* Brief
Extract the lines that hold the string "color".

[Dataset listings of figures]
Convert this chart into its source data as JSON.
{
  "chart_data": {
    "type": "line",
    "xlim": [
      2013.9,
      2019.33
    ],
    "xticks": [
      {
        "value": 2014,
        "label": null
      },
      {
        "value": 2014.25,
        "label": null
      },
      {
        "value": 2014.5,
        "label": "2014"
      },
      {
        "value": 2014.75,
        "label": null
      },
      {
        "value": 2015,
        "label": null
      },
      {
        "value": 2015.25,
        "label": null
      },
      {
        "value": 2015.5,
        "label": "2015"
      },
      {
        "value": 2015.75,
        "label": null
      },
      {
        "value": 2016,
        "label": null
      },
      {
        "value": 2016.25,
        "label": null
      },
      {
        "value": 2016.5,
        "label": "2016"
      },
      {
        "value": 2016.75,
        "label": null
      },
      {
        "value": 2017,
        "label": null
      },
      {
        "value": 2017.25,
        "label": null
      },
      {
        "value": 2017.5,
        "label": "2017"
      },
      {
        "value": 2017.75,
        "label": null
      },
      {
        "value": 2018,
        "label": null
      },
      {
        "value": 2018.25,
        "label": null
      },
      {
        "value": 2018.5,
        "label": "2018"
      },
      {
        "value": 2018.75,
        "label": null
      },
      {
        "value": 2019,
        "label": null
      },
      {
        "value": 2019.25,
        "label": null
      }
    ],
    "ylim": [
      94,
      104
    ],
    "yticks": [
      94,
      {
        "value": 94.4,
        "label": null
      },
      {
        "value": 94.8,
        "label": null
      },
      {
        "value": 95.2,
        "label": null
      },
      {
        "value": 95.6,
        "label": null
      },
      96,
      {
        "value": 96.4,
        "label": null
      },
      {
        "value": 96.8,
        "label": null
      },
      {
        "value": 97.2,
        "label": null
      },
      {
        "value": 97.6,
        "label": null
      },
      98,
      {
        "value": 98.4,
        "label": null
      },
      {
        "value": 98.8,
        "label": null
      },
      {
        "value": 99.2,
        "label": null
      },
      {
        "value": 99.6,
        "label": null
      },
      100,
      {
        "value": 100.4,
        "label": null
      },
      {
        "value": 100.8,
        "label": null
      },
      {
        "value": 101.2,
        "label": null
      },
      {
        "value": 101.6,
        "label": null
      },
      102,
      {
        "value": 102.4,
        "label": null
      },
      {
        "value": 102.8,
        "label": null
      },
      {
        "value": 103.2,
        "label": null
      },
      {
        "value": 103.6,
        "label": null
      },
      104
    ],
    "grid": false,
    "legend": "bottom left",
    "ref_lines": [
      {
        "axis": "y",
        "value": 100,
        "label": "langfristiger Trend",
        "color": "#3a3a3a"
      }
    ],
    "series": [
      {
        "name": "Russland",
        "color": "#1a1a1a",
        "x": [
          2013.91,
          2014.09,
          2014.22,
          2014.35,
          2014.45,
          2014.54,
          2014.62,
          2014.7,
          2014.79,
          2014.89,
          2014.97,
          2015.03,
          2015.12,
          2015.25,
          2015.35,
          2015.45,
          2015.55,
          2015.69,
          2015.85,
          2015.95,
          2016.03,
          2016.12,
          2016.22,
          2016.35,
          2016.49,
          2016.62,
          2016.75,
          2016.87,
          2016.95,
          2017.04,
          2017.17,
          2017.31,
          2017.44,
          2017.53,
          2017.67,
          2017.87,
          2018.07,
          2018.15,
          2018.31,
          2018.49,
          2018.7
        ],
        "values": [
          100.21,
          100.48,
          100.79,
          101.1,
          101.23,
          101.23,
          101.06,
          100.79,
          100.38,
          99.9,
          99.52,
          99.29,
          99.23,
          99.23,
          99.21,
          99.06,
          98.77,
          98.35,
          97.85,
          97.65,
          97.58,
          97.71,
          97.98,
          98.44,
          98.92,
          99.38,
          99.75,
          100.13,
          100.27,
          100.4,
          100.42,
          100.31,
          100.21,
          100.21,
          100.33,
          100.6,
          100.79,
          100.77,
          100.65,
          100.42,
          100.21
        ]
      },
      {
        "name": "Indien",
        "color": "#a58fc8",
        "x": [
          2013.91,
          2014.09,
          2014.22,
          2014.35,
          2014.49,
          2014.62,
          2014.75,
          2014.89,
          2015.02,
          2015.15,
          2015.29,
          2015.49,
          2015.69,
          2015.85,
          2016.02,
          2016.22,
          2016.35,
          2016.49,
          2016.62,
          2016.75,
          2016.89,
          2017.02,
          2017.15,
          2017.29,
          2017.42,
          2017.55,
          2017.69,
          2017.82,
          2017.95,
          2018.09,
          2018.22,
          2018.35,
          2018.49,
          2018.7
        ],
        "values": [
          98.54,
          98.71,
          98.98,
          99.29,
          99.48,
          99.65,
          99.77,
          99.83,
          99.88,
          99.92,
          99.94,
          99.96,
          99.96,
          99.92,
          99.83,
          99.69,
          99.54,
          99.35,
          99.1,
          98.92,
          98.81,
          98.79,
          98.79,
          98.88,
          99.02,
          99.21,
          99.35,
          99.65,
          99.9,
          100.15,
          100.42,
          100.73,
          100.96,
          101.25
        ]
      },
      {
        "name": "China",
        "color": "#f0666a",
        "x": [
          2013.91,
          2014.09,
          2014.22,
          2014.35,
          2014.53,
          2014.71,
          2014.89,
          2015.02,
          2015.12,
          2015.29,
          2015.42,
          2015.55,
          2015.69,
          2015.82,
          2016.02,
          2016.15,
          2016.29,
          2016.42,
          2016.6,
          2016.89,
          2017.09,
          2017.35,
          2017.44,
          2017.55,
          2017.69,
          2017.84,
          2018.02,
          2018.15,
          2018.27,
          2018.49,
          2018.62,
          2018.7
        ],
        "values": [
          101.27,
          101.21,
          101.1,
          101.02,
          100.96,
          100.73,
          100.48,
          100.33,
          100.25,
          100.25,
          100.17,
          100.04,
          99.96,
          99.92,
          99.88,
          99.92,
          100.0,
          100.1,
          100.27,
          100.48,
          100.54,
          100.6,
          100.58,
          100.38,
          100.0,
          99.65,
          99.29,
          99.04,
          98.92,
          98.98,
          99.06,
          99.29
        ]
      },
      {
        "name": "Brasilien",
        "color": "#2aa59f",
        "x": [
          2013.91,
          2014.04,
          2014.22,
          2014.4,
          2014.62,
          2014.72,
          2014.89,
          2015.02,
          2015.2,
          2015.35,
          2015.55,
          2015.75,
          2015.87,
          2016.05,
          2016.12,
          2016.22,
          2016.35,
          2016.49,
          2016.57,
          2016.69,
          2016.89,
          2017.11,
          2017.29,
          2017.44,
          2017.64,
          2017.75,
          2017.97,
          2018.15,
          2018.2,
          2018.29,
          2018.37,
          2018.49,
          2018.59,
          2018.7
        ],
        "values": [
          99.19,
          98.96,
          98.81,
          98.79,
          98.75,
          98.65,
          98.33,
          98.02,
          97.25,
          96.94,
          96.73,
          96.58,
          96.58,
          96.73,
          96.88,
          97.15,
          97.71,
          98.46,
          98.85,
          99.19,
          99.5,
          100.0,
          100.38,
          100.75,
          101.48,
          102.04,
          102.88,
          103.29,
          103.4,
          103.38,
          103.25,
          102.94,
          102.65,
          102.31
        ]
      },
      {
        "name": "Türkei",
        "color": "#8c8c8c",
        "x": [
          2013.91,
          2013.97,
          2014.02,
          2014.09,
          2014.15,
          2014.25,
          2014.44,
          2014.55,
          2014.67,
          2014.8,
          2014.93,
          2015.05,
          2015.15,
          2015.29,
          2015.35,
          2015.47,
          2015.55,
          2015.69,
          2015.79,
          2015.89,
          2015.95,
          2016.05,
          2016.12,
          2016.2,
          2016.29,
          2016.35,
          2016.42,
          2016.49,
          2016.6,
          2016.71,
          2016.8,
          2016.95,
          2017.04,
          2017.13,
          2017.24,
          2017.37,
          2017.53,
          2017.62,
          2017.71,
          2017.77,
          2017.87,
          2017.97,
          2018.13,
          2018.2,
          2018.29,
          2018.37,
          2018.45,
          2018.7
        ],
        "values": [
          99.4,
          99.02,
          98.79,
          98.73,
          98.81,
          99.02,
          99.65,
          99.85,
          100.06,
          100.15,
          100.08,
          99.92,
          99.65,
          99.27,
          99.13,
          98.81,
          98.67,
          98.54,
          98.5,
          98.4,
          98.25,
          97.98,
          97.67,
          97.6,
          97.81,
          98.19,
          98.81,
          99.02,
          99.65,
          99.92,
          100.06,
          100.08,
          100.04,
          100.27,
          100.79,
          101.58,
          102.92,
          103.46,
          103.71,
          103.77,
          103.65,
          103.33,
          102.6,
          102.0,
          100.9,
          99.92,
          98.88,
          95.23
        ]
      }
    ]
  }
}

* Reply
        "color": "#3a3a3a"
        "color": "#1a1a1a",
        "color": "#a58fc8",
        "color": "#f0666a",
        "color": "#2aa59f",
        "color": "#8c8c8c",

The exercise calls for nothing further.